** Start The records **

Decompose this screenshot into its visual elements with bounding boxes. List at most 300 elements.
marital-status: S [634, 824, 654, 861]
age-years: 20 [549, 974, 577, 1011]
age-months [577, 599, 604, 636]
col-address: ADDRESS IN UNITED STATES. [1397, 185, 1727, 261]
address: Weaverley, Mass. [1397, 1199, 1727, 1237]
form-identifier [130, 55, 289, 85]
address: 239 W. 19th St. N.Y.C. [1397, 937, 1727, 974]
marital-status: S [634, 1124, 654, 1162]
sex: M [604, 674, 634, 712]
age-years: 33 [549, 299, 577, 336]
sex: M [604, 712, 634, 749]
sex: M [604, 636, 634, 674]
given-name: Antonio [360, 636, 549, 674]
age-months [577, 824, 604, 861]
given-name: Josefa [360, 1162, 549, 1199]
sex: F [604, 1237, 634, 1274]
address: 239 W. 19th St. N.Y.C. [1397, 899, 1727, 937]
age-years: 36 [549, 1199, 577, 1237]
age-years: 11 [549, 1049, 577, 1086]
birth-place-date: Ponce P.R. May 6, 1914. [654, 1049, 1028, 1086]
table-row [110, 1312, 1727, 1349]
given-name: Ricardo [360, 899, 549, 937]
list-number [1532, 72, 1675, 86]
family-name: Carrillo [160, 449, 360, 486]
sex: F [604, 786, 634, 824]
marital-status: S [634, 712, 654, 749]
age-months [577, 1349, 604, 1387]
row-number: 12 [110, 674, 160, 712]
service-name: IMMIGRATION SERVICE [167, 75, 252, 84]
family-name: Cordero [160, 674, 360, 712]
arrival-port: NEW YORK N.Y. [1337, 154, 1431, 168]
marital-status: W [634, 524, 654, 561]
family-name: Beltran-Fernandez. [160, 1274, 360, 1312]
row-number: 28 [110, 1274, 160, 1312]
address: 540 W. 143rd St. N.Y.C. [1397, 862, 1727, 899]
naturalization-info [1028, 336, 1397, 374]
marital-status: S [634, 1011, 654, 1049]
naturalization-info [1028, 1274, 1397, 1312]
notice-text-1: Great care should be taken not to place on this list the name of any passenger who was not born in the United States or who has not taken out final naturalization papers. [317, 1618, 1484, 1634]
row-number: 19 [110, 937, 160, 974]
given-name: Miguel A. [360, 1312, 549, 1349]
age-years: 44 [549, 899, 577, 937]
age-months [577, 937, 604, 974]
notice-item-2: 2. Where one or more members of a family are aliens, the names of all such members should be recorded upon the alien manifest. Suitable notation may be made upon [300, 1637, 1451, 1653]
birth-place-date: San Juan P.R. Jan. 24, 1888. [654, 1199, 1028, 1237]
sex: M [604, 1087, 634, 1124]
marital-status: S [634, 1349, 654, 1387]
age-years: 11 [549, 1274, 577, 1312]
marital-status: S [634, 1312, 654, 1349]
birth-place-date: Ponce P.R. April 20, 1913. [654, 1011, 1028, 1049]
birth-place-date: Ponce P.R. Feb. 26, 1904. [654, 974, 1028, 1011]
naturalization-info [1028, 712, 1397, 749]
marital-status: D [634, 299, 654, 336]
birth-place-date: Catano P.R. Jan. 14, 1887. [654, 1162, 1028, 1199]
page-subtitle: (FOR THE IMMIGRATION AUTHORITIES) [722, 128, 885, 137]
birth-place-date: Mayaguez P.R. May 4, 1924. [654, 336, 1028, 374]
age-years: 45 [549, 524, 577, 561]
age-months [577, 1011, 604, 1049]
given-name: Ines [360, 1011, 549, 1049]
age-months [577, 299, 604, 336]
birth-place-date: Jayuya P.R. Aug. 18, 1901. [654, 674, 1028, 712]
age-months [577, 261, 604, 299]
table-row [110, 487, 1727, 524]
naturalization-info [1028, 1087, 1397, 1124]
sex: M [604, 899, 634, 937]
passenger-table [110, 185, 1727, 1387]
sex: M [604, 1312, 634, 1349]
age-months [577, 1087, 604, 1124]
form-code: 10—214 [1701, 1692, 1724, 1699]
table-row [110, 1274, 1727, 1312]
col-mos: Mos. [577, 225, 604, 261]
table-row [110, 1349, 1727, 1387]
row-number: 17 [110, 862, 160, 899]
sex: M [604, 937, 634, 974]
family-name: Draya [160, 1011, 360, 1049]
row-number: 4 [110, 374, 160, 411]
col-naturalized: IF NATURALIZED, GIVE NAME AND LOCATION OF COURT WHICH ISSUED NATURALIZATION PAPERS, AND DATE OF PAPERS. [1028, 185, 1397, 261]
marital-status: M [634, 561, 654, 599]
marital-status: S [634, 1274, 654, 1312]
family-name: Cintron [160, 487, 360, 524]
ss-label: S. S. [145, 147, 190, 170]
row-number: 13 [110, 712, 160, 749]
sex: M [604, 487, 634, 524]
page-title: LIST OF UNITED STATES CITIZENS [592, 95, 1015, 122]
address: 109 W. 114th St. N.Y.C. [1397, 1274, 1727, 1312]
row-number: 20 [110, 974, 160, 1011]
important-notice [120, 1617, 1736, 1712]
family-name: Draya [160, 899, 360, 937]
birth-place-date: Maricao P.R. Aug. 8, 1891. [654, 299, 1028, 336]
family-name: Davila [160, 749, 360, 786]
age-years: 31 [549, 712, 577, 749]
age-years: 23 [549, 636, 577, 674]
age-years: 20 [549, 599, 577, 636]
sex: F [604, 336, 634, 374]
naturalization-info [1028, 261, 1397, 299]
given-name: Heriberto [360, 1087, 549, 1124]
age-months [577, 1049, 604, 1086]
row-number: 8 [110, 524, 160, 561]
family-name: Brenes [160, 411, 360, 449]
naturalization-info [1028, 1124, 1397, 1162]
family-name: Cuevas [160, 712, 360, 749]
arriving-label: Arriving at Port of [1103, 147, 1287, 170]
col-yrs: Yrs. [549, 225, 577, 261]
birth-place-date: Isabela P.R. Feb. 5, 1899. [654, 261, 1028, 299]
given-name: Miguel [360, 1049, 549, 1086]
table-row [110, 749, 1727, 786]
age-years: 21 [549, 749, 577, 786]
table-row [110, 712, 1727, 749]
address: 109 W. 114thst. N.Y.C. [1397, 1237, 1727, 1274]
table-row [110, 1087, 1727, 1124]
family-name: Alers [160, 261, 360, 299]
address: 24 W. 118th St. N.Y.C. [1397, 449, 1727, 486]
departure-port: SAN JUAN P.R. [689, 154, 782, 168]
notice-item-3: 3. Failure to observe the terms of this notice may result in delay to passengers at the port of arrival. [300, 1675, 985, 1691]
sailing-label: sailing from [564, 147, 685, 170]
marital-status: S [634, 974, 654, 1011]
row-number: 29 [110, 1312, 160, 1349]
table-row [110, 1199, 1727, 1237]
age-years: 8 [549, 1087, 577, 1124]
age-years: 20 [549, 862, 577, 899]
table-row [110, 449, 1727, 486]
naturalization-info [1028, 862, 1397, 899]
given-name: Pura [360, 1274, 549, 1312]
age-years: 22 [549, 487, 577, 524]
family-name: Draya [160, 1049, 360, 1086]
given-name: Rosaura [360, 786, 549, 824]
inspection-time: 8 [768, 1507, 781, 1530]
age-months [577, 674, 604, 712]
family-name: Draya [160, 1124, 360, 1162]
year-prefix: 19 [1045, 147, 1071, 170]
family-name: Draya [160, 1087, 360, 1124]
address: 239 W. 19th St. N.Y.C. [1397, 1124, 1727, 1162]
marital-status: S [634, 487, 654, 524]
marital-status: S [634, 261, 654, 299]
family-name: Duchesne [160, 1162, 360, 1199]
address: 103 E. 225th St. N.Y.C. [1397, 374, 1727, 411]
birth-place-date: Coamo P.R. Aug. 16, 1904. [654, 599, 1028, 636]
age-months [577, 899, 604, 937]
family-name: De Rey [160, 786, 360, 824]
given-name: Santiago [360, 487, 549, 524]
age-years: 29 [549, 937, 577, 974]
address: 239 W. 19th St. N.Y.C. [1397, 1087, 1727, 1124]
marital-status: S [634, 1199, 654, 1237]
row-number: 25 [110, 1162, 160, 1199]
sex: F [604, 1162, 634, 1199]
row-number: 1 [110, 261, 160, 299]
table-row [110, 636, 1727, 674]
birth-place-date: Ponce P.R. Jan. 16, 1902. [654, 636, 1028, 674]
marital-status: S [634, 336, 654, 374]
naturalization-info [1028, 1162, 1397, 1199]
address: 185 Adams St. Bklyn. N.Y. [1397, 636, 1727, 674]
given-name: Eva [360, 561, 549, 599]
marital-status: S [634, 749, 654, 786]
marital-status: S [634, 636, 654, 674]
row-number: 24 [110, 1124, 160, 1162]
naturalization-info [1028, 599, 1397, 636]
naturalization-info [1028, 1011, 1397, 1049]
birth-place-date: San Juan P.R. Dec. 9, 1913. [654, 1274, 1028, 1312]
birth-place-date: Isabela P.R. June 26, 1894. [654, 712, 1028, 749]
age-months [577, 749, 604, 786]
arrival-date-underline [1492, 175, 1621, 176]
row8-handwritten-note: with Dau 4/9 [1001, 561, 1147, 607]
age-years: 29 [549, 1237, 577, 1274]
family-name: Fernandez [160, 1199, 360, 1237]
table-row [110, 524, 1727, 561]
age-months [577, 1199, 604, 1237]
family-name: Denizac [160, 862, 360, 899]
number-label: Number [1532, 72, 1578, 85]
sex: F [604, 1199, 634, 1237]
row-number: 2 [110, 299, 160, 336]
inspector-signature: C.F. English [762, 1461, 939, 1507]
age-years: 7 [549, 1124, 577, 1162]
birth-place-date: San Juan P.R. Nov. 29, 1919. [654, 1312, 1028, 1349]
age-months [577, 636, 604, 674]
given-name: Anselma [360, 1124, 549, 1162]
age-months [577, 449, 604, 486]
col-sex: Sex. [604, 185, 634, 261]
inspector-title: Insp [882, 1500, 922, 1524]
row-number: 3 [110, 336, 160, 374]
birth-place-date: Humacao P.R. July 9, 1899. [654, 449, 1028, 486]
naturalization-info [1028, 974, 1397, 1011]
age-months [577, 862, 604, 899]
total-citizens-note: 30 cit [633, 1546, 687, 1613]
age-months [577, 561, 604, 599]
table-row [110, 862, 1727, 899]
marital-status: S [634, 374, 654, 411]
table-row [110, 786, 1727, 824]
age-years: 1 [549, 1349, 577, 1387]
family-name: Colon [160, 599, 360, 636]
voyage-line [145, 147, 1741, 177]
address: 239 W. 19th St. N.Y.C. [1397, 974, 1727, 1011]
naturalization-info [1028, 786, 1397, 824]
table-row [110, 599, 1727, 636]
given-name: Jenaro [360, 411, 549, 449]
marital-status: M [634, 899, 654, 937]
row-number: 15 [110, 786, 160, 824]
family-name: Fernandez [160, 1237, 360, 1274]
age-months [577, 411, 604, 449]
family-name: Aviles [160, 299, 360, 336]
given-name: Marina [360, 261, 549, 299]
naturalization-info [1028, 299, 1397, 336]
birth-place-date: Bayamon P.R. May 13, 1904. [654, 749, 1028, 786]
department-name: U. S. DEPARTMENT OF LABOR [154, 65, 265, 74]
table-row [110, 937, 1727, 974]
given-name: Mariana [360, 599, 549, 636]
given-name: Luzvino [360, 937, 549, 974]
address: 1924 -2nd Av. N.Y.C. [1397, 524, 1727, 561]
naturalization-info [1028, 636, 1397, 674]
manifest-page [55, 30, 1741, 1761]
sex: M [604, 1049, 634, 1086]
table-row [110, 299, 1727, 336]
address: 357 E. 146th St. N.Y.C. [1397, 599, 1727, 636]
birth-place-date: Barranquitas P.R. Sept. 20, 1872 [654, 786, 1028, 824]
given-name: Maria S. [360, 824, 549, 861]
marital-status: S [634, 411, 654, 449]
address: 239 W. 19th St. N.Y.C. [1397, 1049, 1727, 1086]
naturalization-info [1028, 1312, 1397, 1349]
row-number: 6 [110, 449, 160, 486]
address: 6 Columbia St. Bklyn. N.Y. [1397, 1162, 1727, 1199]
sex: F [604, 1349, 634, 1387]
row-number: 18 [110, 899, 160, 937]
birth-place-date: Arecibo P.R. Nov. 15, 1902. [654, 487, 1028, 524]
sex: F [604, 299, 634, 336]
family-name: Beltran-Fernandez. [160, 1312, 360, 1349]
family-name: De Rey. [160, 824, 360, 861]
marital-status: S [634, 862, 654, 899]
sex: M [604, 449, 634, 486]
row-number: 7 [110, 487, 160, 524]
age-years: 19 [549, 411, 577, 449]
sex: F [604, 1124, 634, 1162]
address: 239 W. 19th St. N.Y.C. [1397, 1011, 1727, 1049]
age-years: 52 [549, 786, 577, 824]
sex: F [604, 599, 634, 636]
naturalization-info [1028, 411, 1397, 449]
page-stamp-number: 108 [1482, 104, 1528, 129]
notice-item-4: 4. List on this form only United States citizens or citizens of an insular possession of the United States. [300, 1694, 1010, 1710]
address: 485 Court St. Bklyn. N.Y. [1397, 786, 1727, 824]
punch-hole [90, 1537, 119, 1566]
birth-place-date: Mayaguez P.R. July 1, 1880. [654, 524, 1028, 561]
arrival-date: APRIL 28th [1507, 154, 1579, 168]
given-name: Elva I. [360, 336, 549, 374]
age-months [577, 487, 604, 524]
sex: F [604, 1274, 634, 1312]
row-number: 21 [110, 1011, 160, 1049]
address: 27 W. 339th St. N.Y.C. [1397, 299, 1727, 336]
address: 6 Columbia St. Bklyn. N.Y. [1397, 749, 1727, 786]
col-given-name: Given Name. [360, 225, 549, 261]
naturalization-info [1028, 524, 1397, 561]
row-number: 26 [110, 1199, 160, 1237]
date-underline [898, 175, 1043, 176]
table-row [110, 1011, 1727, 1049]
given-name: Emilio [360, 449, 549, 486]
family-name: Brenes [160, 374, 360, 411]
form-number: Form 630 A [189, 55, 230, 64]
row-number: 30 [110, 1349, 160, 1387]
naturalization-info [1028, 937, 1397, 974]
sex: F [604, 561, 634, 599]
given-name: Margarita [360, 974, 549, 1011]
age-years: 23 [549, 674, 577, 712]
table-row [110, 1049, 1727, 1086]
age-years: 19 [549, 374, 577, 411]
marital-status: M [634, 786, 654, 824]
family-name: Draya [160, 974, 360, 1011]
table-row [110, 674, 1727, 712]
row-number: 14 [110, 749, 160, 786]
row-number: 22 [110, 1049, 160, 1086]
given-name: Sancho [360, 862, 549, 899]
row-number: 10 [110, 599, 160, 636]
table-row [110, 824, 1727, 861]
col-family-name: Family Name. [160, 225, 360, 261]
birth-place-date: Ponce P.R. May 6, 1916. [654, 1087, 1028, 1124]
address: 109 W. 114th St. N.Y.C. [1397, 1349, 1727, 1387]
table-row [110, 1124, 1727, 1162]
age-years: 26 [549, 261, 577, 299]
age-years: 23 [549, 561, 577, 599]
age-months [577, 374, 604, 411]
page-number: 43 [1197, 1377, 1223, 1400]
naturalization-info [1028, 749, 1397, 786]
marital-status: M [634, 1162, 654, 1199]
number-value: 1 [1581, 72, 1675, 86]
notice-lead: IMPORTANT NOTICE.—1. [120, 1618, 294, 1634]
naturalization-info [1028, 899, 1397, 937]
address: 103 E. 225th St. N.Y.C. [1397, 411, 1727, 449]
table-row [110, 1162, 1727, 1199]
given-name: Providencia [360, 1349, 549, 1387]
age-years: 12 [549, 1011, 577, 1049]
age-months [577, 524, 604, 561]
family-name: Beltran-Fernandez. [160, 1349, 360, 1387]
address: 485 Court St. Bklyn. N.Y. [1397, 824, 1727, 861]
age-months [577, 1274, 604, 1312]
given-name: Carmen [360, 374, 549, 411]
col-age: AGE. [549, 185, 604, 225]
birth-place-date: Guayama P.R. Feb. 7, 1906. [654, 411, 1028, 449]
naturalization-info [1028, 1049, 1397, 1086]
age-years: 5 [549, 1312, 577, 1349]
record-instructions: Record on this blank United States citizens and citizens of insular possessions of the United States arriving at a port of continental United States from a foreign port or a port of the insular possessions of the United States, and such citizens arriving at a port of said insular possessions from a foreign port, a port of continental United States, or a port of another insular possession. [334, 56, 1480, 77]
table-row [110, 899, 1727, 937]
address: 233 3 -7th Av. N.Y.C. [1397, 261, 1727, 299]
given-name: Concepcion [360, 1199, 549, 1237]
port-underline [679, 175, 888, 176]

** End The records **

* _What to do_
Starting with the first line of the data and going on through the line with "age-months [577, 824, 604, 861]", write those lines out again, replacing "marital-status" with "civil-status" and leaving everything else unchanged.

* _Response_
Decompose this screenshot into its visual elements with bounding boxes. List at most 300 elements.
civil-status: S [634, 824, 654, 861]
age-years: 20 [549, 974, 577, 1011]
age-months [577, 599, 604, 636]
col-address: ADDRESS IN UNITED STATES. [1397, 185, 1727, 261]
address: Weaverley, Mass. [1397, 1199, 1727, 1237]
form-identifier [130, 55, 289, 85]
address: 239 W. 19th St. N.Y.C. [1397, 937, 1727, 974]
civil-status: S [634, 1124, 654, 1162]
sex: M [604, 674, 634, 712]
age-years: 33 [549, 299, 577, 336]
sex: M [604, 712, 634, 749]
sex: M [604, 636, 634, 674]
given-name: Antonio [360, 636, 549, 674]
age-months [577, 824, 604, 861]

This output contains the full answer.